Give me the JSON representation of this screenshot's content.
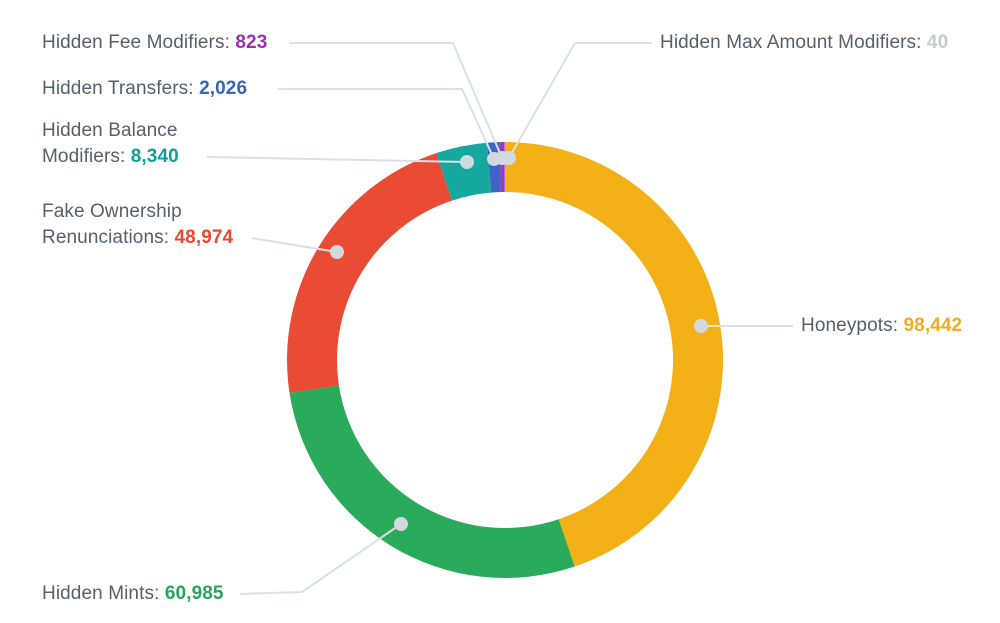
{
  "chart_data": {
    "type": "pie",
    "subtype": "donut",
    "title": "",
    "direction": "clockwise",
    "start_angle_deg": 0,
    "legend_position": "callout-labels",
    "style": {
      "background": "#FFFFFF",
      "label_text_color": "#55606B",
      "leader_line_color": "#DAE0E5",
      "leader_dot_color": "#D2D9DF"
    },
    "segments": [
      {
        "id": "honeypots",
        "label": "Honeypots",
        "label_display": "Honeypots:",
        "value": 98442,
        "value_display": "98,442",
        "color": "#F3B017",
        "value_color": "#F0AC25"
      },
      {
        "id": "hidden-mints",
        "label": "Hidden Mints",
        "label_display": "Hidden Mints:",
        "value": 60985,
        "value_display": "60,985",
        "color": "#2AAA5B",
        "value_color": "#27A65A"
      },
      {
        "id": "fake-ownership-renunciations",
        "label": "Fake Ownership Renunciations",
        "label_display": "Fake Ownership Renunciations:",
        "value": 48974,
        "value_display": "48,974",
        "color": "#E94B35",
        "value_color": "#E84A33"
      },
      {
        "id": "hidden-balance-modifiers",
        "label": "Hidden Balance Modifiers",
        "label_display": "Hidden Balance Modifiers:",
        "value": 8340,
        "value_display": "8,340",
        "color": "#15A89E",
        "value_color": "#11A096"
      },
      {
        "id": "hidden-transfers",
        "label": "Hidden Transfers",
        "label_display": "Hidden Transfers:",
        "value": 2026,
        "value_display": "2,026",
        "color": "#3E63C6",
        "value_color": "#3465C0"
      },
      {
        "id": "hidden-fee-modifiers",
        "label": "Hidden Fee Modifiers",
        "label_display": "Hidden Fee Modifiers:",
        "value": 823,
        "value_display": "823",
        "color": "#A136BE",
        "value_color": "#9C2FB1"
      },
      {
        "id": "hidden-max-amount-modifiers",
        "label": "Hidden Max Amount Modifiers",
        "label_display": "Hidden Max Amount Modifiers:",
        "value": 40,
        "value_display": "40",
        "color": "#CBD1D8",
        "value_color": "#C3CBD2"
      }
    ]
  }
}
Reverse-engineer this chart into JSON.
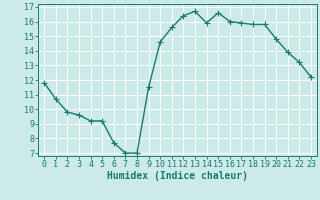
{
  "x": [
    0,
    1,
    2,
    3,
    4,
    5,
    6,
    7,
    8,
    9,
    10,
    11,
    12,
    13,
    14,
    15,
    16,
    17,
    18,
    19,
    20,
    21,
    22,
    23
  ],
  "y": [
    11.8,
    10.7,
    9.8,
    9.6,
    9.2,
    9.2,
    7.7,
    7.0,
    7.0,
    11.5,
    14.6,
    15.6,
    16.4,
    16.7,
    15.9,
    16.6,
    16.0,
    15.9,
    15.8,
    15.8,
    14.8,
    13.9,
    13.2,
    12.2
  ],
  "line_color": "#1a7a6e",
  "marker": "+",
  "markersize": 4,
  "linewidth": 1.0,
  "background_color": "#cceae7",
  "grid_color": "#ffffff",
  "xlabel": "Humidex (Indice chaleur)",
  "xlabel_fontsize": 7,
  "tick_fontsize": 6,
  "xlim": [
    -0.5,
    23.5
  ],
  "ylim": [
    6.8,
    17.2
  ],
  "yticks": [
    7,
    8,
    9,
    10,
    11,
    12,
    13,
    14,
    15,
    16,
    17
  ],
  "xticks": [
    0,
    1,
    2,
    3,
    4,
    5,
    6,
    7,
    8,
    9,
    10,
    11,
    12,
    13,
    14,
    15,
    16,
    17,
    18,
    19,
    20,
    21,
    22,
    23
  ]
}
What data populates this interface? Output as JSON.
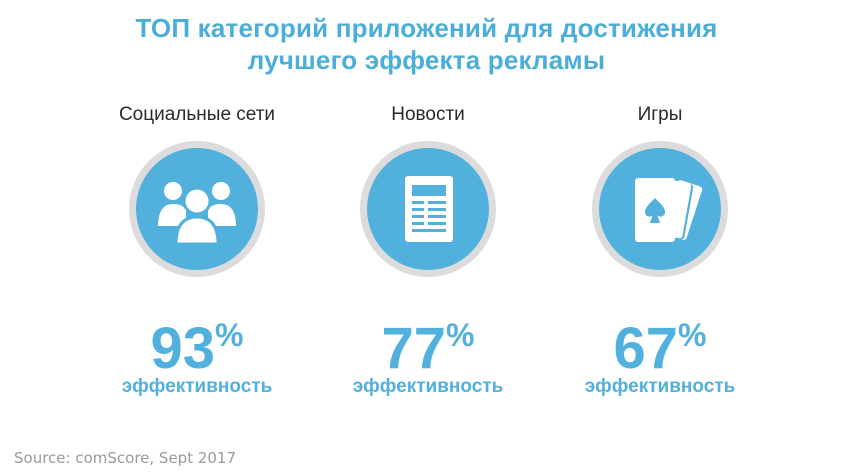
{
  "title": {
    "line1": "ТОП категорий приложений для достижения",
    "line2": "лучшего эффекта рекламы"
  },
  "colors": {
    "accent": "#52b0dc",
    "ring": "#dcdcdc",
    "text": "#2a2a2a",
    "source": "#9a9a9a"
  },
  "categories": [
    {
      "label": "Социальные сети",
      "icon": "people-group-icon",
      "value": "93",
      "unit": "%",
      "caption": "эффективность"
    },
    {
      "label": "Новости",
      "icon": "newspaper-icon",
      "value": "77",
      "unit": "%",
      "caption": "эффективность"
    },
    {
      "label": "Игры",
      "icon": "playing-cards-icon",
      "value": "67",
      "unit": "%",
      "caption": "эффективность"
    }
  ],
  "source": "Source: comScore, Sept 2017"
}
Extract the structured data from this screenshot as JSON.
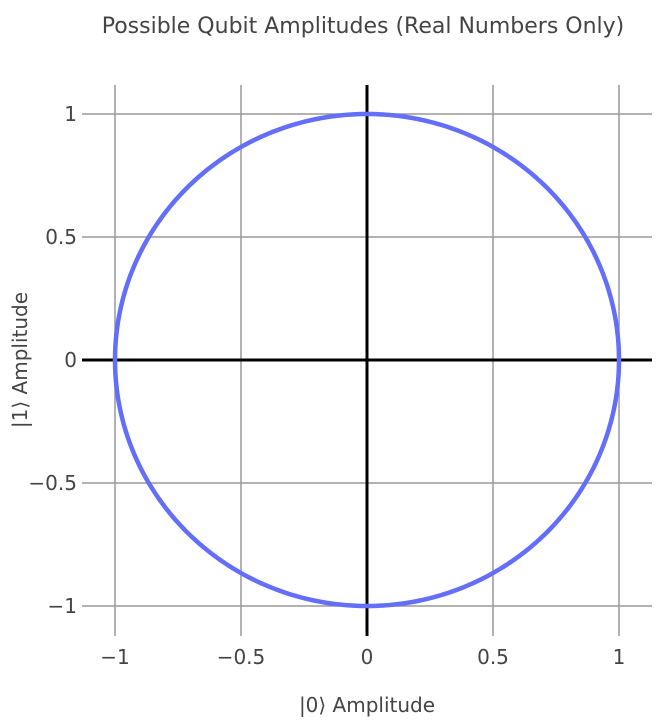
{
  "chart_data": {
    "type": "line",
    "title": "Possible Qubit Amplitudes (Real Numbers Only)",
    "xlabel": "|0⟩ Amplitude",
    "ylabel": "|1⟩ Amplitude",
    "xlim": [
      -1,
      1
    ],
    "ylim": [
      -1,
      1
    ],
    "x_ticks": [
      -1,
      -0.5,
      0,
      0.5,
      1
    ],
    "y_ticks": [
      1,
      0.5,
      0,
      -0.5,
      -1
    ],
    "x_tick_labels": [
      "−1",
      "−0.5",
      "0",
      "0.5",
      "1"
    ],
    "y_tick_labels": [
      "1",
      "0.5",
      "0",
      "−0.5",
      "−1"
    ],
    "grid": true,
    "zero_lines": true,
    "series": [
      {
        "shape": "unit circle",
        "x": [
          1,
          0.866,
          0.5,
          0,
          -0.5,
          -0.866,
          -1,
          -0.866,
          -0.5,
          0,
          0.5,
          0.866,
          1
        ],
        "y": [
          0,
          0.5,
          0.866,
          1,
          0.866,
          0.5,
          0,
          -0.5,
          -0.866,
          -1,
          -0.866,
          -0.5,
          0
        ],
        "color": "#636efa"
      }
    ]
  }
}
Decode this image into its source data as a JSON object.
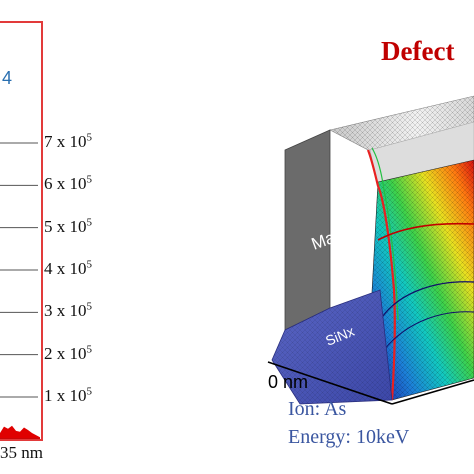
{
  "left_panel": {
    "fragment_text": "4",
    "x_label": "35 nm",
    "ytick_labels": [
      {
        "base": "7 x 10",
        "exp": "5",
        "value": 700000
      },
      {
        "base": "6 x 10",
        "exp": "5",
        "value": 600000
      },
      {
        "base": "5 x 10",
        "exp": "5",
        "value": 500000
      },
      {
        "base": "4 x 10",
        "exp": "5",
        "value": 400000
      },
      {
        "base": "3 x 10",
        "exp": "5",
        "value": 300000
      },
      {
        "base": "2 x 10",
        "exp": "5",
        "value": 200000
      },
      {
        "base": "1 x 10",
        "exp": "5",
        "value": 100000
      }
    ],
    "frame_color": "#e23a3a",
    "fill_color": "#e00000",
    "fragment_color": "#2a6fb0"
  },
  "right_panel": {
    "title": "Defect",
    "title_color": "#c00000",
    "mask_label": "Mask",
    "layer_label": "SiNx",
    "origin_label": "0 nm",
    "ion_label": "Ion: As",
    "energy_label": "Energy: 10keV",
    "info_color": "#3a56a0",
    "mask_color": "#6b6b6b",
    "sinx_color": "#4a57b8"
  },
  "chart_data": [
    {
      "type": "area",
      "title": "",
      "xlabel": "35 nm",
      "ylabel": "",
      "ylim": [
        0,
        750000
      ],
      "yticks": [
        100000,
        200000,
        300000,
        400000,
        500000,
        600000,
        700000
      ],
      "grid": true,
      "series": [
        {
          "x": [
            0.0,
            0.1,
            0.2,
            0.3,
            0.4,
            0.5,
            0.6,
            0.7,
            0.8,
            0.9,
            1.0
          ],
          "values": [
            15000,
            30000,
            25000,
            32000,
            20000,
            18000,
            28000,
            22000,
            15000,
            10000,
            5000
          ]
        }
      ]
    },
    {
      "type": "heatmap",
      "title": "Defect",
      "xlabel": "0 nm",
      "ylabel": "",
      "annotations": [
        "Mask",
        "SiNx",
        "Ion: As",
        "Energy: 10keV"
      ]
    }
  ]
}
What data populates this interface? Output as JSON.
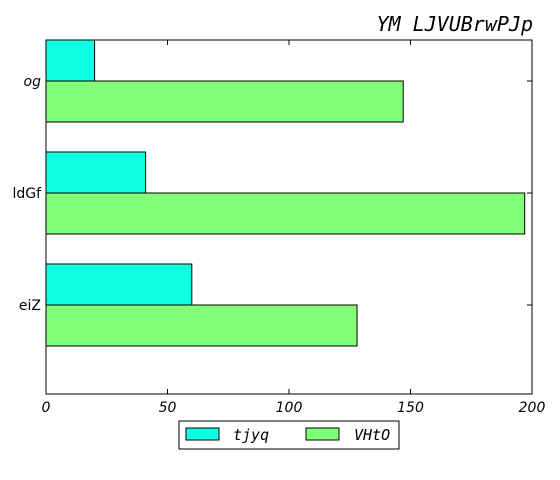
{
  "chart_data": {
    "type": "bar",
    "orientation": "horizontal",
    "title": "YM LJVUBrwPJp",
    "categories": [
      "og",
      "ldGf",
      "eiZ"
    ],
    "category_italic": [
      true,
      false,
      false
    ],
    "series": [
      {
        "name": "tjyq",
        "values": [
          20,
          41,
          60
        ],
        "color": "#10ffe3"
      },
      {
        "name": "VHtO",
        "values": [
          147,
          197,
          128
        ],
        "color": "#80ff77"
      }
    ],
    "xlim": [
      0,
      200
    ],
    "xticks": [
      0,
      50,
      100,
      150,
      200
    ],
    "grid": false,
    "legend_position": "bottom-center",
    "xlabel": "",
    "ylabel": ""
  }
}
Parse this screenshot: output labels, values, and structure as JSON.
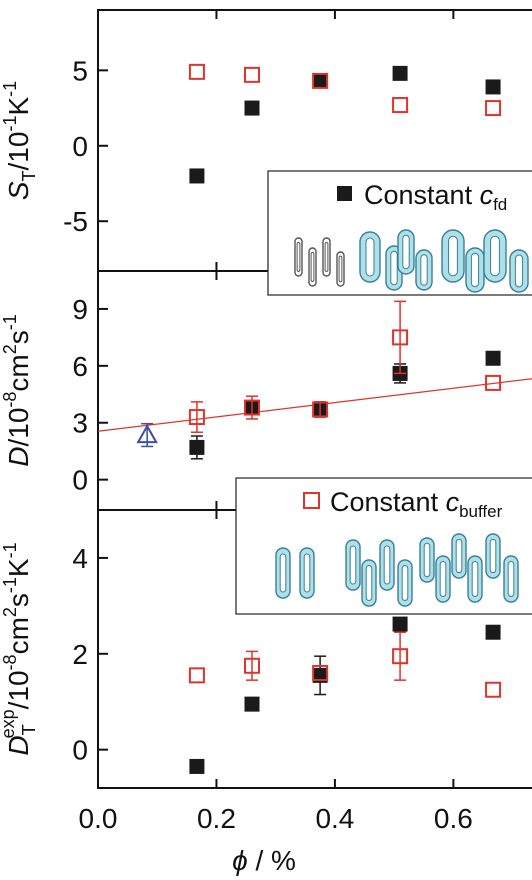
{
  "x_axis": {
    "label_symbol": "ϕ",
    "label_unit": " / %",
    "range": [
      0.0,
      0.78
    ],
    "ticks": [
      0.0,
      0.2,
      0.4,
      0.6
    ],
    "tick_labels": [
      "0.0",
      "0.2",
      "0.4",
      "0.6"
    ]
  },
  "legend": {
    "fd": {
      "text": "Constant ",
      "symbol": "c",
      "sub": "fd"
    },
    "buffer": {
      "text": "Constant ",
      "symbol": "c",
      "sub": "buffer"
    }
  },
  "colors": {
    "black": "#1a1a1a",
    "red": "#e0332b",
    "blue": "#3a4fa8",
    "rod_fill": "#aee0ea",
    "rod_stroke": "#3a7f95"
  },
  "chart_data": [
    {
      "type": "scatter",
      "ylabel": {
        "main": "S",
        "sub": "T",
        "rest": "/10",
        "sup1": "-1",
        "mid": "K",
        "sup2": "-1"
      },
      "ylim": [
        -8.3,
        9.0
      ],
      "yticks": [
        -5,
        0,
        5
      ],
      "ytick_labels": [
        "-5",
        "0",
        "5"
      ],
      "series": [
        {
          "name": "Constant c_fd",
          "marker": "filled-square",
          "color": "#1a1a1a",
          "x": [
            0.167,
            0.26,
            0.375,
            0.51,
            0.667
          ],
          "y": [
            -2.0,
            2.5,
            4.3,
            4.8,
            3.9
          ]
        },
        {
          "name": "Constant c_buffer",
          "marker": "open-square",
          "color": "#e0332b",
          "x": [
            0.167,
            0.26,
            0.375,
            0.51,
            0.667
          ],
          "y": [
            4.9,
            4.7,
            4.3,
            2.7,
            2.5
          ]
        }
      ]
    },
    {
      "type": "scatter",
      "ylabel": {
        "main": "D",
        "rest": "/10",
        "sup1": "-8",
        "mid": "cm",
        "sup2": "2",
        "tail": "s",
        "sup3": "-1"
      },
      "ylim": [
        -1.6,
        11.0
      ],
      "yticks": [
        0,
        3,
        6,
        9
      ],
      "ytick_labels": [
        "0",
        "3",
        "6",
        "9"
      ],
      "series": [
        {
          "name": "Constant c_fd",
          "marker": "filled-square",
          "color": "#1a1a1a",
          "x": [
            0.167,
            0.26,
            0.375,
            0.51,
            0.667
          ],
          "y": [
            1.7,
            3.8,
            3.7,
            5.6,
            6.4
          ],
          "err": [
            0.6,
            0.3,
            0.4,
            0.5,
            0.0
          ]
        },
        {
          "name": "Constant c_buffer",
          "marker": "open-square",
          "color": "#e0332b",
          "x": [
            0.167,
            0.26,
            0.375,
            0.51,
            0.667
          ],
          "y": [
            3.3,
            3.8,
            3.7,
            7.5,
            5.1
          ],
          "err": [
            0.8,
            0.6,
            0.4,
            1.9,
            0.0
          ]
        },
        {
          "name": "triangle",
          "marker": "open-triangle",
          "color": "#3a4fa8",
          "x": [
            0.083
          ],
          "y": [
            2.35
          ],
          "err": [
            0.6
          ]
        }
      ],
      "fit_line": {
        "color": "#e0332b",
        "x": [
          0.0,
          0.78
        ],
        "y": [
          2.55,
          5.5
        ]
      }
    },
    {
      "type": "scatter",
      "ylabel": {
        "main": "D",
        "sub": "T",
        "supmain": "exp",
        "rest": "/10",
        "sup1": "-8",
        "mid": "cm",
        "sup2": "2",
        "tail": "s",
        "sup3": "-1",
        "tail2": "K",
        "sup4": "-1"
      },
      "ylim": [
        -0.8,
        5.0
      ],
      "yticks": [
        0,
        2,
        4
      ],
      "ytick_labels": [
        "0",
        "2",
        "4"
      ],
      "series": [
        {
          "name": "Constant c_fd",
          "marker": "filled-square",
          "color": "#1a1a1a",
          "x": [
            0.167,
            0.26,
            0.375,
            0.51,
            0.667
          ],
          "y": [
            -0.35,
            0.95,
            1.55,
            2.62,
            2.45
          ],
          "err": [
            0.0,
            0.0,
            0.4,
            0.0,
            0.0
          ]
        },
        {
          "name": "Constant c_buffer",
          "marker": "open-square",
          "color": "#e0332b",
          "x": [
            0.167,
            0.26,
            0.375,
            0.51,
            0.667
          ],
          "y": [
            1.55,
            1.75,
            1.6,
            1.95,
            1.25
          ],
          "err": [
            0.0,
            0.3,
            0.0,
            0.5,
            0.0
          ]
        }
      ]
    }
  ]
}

########################################

**Exercise prompt**.
Copy each line of the records above that carries the word "values".

**Task answer**.
          "values": [
        "values": [
        "values": [
Parse this screenshot: output labels, values, and structure as JSON.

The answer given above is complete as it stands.